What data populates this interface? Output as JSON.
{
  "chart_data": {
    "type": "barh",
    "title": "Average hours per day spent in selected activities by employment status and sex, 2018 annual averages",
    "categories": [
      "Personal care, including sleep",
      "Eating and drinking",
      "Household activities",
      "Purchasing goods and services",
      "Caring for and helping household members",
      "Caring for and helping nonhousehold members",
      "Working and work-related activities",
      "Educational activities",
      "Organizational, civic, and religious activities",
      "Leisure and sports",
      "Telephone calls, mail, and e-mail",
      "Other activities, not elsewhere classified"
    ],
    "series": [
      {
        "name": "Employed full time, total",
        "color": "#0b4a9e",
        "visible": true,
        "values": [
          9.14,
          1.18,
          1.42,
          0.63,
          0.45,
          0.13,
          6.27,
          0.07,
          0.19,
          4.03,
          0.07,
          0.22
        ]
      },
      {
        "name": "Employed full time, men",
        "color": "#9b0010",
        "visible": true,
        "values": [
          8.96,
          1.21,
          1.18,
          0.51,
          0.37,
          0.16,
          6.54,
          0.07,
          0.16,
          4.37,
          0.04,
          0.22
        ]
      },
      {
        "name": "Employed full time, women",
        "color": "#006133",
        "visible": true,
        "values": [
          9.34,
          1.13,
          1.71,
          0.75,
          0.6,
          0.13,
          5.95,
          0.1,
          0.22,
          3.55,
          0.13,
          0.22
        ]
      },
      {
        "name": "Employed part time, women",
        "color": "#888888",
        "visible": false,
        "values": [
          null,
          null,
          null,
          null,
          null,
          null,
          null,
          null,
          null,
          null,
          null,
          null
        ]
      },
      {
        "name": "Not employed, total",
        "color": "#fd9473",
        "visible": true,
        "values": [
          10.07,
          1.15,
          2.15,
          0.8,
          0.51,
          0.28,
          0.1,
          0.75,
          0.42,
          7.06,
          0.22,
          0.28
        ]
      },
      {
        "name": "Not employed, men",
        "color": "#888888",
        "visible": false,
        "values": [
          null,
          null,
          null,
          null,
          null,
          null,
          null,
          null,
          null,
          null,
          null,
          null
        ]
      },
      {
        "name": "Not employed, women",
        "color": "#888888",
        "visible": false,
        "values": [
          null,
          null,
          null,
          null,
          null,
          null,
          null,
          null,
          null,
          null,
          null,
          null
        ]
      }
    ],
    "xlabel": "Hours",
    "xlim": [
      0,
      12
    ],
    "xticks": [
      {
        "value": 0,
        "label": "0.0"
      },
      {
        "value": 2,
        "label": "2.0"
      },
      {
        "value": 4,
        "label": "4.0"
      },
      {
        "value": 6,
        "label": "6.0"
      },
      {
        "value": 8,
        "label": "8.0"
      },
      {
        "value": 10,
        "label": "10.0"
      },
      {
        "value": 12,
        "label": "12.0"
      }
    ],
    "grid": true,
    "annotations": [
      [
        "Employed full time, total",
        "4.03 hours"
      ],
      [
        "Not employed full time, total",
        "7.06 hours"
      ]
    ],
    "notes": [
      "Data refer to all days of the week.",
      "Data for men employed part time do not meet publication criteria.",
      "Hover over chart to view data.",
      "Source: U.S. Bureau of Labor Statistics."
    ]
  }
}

════════════════════

Everything in the listing above should be restated exactly.

Solved exercise →
What data populates this interface? Output as JSON.
{
  "chart_data": {
    "type": "barh",
    "title": "Average hours per day spent in selected activities by employment status and sex, 2018 annual averages",
    "categories": [
      "Personal care, including sleep",
      "Eating and drinking",
      "Household activities",
      "Purchasing goods and services",
      "Caring for and helping household members",
      "Caring for and helping nonhousehold members",
      "Working and work-related activities",
      "Educational activities",
      "Organizational, civic, and religious activities",
      "Leisure and sports",
      "Telephone calls, mail, and e-mail",
      "Other activities, not elsewhere classified"
    ],
    "series": [
      {
        "name": "Employed full time, total",
        "color": "#0b4a9e",
        "visible": true,
        "values": [
          9.14,
          1.18,
          1.42,
          0.63,
          0.45,
          0.13,
          6.27,
          0.07,
          0.19,
          4.03,
          0.07,
          0.22
        ]
      },
      {
        "name": "Employed full time, men",
        "color": "#9b0010",
        "visible": true,
        "values": [
          8.96,
          1.21,
          1.18,
          0.51,
          0.37,
          0.16,
          6.54,
          0.07,
          0.16,
          4.37,
          0.04,
          0.22
        ]
      },
      {
        "name": "Employed full time, women",
        "color": "#006133",
        "visible": true,
        "values": [
          9.34,
          1.13,
          1.71,
          0.75,
          0.6,
          0.13,
          5.95,
          0.1,
          0.22,
          3.55,
          0.13,
          0.22
        ]
      },
      {
        "name": "Employed part time, women",
        "color": "#888888",
        "visible": false,
        "values": [
          null,
          null,
          null,
          null,
          null,
          null,
          null,
          null,
          null,
          null,
          null,
          null
        ]
      },
      {
        "name": "Not employed, total",
        "color": "#fd9473",
        "visible": true,
        "values": [
          10.07,
          1.15,
          2.15,
          0.8,
          0.51,
          0.28,
          0.1,
          0.75,
          0.42,
          7.06,
          0.22,
          0.28
        ]
      },
      {
        "name": "Not employed, men",
        "color": "#888888",
        "visible": false,
        "values": [
          null,
          null,
          null,
          null,
          null,
          null,
          null,
          null,
          null,
          null,
          null,
          null
        ]
      },
      {
        "name": "Not employed, women",
        "color": "#888888",
        "visible": false,
        "values": [
          null,
          null,
          null,
          null,
          null,
          null,
          null,
          null,
          null,
          null,
          null,
          null
        ]
      }
    ],
    "xlabel": "Hours",
    "xlim": [
      0,
      12
    ],
    "xticks": [
      {
        "value": 0,
        "label": "0.0"
      },
      {
        "value": 2,
        "label": "2.0"
      },
      {
        "value": 4,
        "label": "4.0"
      },
      {
        "value": 6,
        "label": "6.0"
      },
      {
        "value": 8,
        "label": "8.0"
      },
      {
        "value": 10,
        "label": "10.0"
      },
      {
        "value": 12,
        "label": "12.0"
      }
    ],
    "grid": true,
    "annotations": [
      [
        "Employed full time, total",
        "4.03 hours"
      ],
      [
        "Not employed full time, total",
        "7.06 hours"
      ]
    ],
    "notes": [
      "Data refer to all days of the week.",
      "Data for men employed part time do not meet publication criteria.",
      "Hover over chart to view data.",
      "Source: U.S. Bureau of Labor Statistics."
    ]
  }
}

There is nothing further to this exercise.